#### REQUIREMENT
Your response needs to be the data below, retyped exactly.

————

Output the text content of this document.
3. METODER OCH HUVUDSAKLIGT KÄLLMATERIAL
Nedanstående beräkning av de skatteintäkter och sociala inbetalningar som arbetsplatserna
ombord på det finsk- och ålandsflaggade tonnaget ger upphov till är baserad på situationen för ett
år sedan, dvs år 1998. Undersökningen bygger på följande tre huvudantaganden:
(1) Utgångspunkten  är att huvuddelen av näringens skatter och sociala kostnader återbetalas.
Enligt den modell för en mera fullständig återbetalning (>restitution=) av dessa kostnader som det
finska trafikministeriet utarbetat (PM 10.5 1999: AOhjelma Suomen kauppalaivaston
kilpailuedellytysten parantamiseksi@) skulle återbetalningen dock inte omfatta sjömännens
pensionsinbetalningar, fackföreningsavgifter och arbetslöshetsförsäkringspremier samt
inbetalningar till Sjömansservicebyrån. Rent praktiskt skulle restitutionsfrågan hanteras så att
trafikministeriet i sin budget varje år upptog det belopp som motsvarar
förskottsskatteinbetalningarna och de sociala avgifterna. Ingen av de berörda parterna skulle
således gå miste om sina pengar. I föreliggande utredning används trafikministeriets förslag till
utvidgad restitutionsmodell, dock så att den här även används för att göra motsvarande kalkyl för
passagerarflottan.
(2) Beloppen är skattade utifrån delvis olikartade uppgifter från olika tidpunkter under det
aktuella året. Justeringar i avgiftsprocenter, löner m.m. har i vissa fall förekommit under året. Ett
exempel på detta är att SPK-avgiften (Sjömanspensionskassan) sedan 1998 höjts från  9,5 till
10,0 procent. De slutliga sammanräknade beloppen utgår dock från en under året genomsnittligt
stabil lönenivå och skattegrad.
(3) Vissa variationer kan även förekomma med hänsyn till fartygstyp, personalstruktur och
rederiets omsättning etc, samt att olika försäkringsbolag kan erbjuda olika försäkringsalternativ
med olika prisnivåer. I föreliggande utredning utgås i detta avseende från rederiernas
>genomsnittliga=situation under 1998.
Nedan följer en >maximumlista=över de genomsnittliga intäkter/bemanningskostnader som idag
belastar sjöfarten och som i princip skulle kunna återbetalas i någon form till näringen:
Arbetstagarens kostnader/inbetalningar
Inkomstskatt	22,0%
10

————

#### EXPECTED ANSWER
Output the text content of this document.
3. METODER OCH HUVUDSAKLIGT KÄLLMATERIAL
Nedanstående beräkning av de skatteintäkter och sociala inbetalningar som arbetsplatserna
ombord på det finsk- och ålandsflaggade tonnaget ger upphov till är baserad på situationen för ett
år sedan, dvs år 1998. Undersökningen bygger på följande tre huvudantaganden:
(1) Utgångspunkten  är att huvuddelen av näringens skatter och sociala kostnader återbetalas.
Enligt den modell för en mera fullständig återbetalning (>restitution=) av dessa kostnader som det
finska trafikministeriet utarbetat (PM 10.5 1999: AOhjelma Suomen kauppalaivaston
kilpailuedellytysten parantamiseksi@) skulle återbetalningen dock inte omfatta sjömännens
pensionsinbetalningar, fackföreningsavgifter och arbetslöshetsförsäkringspremier samt
inbetalningar till Sjömansservicebyrån. Rent praktiskt skulle restitutionsfrågan hanteras så att
trafikministeriet i sin budget varje år upptog det belopp som motsvarar
förskottsskatteinbetalningarna och de sociala avgifterna. Ingen av de berörda parterna skulle
således gå miste om sina pengar. I föreliggande utredning används trafikministeriets förslag till
utvidgad restitutionsmodell, dock så att den här även används för att göra motsvarande kalkyl för
passagerarflottan.
(2) Beloppen är skattade utifrån delvis olikartade uppgifter från olika tidpunkter under det
aktuella året. Justeringar i avgiftsprocenter, löner m.m. har i vissa fall förekommit under året. Ett
exempel på detta är att SPK-avgiften (Sjömanspensionskassan) sedan 1998 höjts från  9,5 till
10,0 procent. De slutliga sammanräknade beloppen utgår dock från en under året genomsnittligt
stabil lönenivå och skattegrad.
(3) Vissa variationer kan även förekomma med hänsyn till fartygstyp, personalstruktur och
rederiets omsättning etc, samt att olika försäkringsbolag kan erbjuda olika försäkringsalternativ
med olika prisnivåer. I föreliggande utredning utgås i detta avseende från rederiernas
>genomsnittliga=situation under 1998.
Nedan följer en >maximumlista=över de genomsnittliga intäkter/bemanningskostnader som idag
belastar sjöfarten och som i princip skulle kunna återbetalas i någon form till näringen:
Arbetstagarens kostnader/inbetalningar
Inkomstskatt	22,0%
10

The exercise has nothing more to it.